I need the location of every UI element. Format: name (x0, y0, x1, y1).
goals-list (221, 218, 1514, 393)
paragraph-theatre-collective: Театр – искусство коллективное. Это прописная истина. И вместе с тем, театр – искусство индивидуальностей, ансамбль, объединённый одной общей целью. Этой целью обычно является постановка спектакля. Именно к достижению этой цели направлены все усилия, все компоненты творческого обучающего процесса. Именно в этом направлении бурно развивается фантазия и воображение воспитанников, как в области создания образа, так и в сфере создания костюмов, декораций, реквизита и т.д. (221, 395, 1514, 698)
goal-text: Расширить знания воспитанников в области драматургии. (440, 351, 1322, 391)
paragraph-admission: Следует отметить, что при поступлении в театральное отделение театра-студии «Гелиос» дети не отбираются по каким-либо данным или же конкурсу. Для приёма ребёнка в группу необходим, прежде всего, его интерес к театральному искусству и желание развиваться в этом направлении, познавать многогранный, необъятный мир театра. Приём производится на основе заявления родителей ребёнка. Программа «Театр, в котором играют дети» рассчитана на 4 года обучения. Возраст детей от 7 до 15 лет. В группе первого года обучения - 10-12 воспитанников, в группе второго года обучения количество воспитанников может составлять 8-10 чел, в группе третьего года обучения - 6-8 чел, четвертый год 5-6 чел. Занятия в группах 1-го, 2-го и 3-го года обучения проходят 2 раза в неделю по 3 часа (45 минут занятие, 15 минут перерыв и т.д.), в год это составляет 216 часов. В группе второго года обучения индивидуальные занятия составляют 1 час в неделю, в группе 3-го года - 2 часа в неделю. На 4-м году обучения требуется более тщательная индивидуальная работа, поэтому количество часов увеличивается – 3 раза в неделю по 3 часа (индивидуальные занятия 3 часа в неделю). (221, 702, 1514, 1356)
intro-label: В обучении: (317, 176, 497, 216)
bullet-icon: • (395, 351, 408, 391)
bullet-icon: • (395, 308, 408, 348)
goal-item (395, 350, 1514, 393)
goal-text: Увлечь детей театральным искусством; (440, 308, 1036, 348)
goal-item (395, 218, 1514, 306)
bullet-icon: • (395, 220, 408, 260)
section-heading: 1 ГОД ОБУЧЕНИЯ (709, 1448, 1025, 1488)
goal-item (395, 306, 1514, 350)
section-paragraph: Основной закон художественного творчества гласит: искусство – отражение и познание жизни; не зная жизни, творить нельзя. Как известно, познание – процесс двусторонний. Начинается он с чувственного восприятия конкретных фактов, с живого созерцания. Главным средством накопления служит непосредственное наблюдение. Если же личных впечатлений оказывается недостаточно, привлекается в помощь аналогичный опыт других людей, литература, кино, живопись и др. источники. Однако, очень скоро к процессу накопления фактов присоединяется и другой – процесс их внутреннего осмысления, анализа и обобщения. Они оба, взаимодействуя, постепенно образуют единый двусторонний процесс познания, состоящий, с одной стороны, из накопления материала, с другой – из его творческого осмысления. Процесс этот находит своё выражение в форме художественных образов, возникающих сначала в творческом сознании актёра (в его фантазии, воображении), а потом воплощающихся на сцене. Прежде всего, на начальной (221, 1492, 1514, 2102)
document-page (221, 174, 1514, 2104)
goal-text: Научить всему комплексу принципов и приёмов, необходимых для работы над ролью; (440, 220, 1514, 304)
───
Copy the listing word for word, starting with its first line and going on through the line with "goal-item (395, 218, 1514, 306)".

I need the location of every UI element. Format: name (x0, y0, x1, y1).
goals-list (221, 218, 1514, 393)
paragraph-theatre-collective: Театр – искусство коллективное. Это прописная истина. И вместе с тем, театр – искусство индивидуальностей, ансамбль, объединённый одной общей целью. Этой целью обычно является постановка спектакля. Именно к достижению этой цели направлены все усилия, все компоненты творческого обучающего процесса. Именно в этом направлении бурно развивается фантазия и воображение воспитанников, как в области создания образа, так и в сфере создания костюмов, декораций, реквизита и т.д. (221, 395, 1514, 698)
goal-text: Расширить знания воспитанников в области драматургии. (440, 351, 1322, 391)
paragraph-admission: Следует отметить, что при поступлении в театральное отделение театра-студии «Гелиос» дети не отбираются по каким-либо данным или же конкурсу. Для приёма ребёнка в группу необходим, прежде всего, его интерес к театральному искусству и желание развиваться в этом направлении, познавать многогранный, необъятный мир театра. Приём производится на основе заявления родителей ребёнка. Программа «Театр, в котором играют дети» рассчитана на 4 года обучения. Возраст детей от 7 до 15 лет. В группе первого года обучения - 10-12 воспитанников, в группе второго года обучения количество воспитанников может составлять 8-10 чел, в группе третьего года обучения - 6-8 чел, четвертый год 5-6 чел. Занятия в группах 1-го, 2-го и 3-го года обучения проходят 2 раза в неделю по 3 часа (45 минут занятие, 15 минут перерыв и т.д.), в год это составляет 216 часов. В группе второго года обучения индивидуальные занятия составляют 1 час в неделю, в группе 3-го года - 2 часа в неделю. На 4-м году обучения требуется более тщательная индивидуальная работа, поэтому количество часов увеличивается – 3 раза в неделю по 3 часа (индивидуальные занятия 3 часа в неделю). (221, 702, 1514, 1356)
intro-label: В обучении: (317, 176, 497, 216)
bullet-icon: • (395, 351, 408, 391)
bullet-icon: • (395, 308, 408, 348)
goal-item (395, 350, 1514, 393)
goal-text: Увлечь детей театральным искусством; (440, 308, 1036, 348)
goal-item (395, 218, 1514, 306)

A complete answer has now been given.